Friday, February 3, 2012

Apache and CGI

If you've been reading this blog, you should know by now that Apache uses modules to extend its functionality. But what if you needed it to interact with an external program or script, what then? CGI (Common Gateway Interface) is a protocol built just for that. It defines a way in which Apache can interact with an external "CGI" script.

When you run a program or script in the terminal, the keyboard is stdin and what you type is sent as input to the program. Output from the program (like those from printf statements, etc) is sent to stdout which is usually the terminal window. CGI programs operate in a similar manner except that the server sends input (like POST arguments, etc) through stdin to it, not a keyboard. It receives output from the program through stdout. There's no modification needed for the program since its using standard interfaces. It should run just like a regular invocation. Clever.

CGI thus acts like a glue between the server and server-side scripts. Sure you, you can use PHP, Java Servlets, ASP, SSI (Server Side Includes) or any other server-side scripting langauge too for this, and you probably should, but CGI is one such option too and it's always good to know what your options are. You can use any scripting language that has a terminal/command-line based interpreter for making CGI scripts. You can in fact, use any programming language (compiled or otherwise) for this purpose. As long as the program/script outputs something through stdout in the right format, it should work. It's that simple.
▬▬▬
• [SET PROBLEM]: Write the next part of the blog post on Apache and CGI above, picking up after its final sentence.
▬▬▬
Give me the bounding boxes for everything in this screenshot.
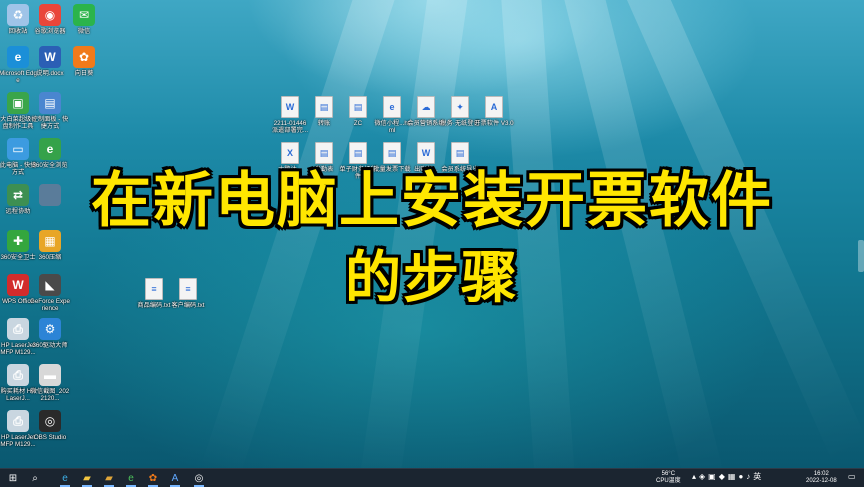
document-icon: ▤ — [451, 142, 469, 164]
video-title-line1: 在新电脑上安装开票软件 — [91, 166, 773, 236]
clock-date: 2022-12-08 — [806, 478, 837, 484]
taskbar: ⊞ ⌕ e ▰ ▰ e ✿ A ◎ 56°C CPU温度 ▴◈▣◆▦●♪英 16:02 2022… — [0, 468, 864, 487]
wechat-icon: ✉ — [73, 4, 95, 26]
desktop-icon-label: 360驱动大师 — [32, 342, 68, 349]
control-panel-icon: ▤ — [39, 92, 61, 114]
invoice-app-icon[interactable]: A — [168, 471, 182, 487]
cpu-temp-value: 56°C — [661, 471, 676, 477]
desktop-icon[interactable]: ▬ 微信截图_2022120... — [30, 364, 70, 402]
document-icon: ▤ — [349, 142, 367, 164]
desktop-icon-label: OBS Studio — [33, 434, 67, 441]
document-icon: ▤ — [315, 96, 333, 118]
desktop-icon[interactable]: ◎ OBS Studio — [30, 410, 70, 441]
notification-icon[interactable]: ▭ — [848, 473, 856, 481]
system-tray-icons[interactable]: ▴◈▣◆▦●♪英 — [692, 473, 764, 481]
desktop-icon-label: 微信 — [77, 28, 91, 35]
invoice-app-icon: A — [485, 96, 503, 118]
edge-icon: e — [7, 46, 29, 68]
desktop-icon[interactable]: ▤ 控制面板 - 快捷方式 — [30, 92, 70, 130]
desktop-icon-label: 微信截图_2022120... — [30, 388, 70, 402]
clock-time: 16:02 — [813, 471, 829, 477]
this-pc-icon: ▭ — [7, 138, 29, 160]
file-explorer-icon[interactable]: ▰ — [80, 471, 94, 487]
windows-start-icon[interactable]: ⊞ — [6, 471, 20, 485]
sunflower-icon[interactable]: ✿ — [146, 471, 160, 487]
edge-handle[interactable] — [858, 240, 864, 272]
word-doc-icon: W — [281, 96, 299, 118]
desktop-icon[interactable]: ✉ 微信 — [64, 4, 104, 35]
cloud-app-icon: ☁ — [417, 96, 435, 118]
printer-supplies-icon: ⎙ — [7, 364, 29, 386]
cpu-temp-label: CPU温度 — [656, 478, 681, 484]
desktop-icon-label: 控制面板 - 快捷方式 — [31, 116, 69, 130]
folder-icon[interactable]: ▰ — [102, 471, 116, 487]
word-doc-icon: W — [417, 142, 435, 164]
desktop-icon-label: 开票软件 V3.0 — [474, 120, 514, 127]
video-title-line2: 的步骤 — [345, 246, 519, 311]
desktop-icon[interactable]: ✿ 向日葵 — [64, 46, 104, 77]
edge-icon[interactable]: e — [58, 471, 72, 487]
search-icon[interactable]: ⌕ — [28, 471, 42, 485]
obs-icon[interactable]: ◎ — [192, 471, 206, 487]
html-icon: e — [383, 96, 401, 118]
desktop: ♻ 回收站 ◉ 谷歌浏览器 ✉ 微信 e Microsoft Edge W 说明.docx ✿ 向日葵… — [0, 0, 864, 468]
browser-360-icon: e — [39, 138, 61, 160]
word-doc-icon: W — [39, 46, 61, 68]
chrome-icon: ◉ — [39, 4, 61, 26]
cpu-temperature: 56°C CPU温度 — [656, 471, 681, 485]
desktop-icon[interactable]: e 360安全浏览 — [30, 138, 70, 169]
printer-icon: ⎙ — [7, 318, 29, 340]
usb-tool-icon: ▣ — [7, 92, 29, 114]
desktop-icon[interactable]: A 开票软件 V3.0 — [474, 96, 514, 127]
printer-icon: ⎙ — [7, 410, 29, 432]
screenshot-icon: ▬ — [39, 364, 61, 386]
sunflower-icon: ✿ — [73, 46, 95, 68]
tax-app-icon: ✦ — [451, 96, 469, 118]
browser-360-icon[interactable]: e — [124, 471, 138, 487]
document-icon: ▤ — [383, 142, 401, 164]
driver-360-icon: ⚙ — [39, 318, 61, 340]
document-icon: ▤ — [315, 142, 333, 164]
recycle-bin-icon: ♻ — [7, 4, 29, 26]
excel-doc-icon: X — [281, 142, 299, 164]
desktop-icon[interactable]: ⚙ 360驱动大师 — [30, 318, 70, 349]
clock[interactable]: 16:02 2022-12-08 — [806, 471, 837, 485]
document-icon: ▤ — [349, 96, 367, 118]
desktop-icon-label: 向日葵 — [74, 70, 94, 77]
obs-icon: ◎ — [39, 410, 61, 432]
▬▬▬
• [SOLVED EXERCISE]:
Hello, World
CGI needs to know how to interpret a particular script. May be the code you wrote is in Perl, or may be Python. You specify the interpreter to use in the first line. Again, this can be anything, even a C program you wrote. Specify the path in full. Let's try something in Perl.
#!/usr/bin/perl
You also need to specify the type of response data from the server. It could be HTML (text/html), or an image (image/jpg, image/png, etc) etc. When Apache usually serves a file to a user, it fills in Content-type and other headers for you. Not here though. Let's output HTML. You can add other headers too like charset, etc by separating them with . End the headers with \r\n\r\n
print "Content-type: text/html; charset=iso-8859-1\r\n\r\n";
print "Hello, World.";
Now let's build a little something in C. First print out the Content-type and other headers.
printf("Content-type: text/html; charset=iso-8859-1\n\n");
POST arguments are sent through stdin. Read them. An environment variable CONTENT_LENGTH is set indicating the no. of bytes written to stdin. In my Windows system (not tested on other platforms), this value is however always greater than the actual string length by 2 bytes. One of them could be a \n sent by the server to terminate the string in stdin. What about the other one?? I don't know. Googling about it din't help either.
char buff[1000];
scanf("%s",buff);
printf("POST: %s (%s bytes)",buff,getenv("CONTENT_LENGTH"));
QUERY_STRING is an environment that contains the GET arguments sent to the server.
printf("GET: %s",getenv("QUERY_STRING"));
Now let's also see what else is being sent to our program by the system. In my system, exactly 2 arguments are being sent - the first one, being the program name and the second one, the script's name.
int i=0;
while(argv[i]!='\0')
  printf("%d: %s",i,argv[i++]);
Let's also print 2 forms for submitting arguments. Note: Arguments are submitted as URL encoded strings. That means you are not going to get an associative array of arguments, just one string with keys and values separated by = and each key-value pair separated by &. Decode it appropriately.
printf(
"<form method='post'>"
"<input type='submit'/>"
"<input type='text' value='postval' name='post1'/>"
"</form>"
"<form method='get'>"
"<input type='submit'/>"
"<input type='text' value='getval' name='get1'/>"
"</form>"
);
The Complete program should look like this.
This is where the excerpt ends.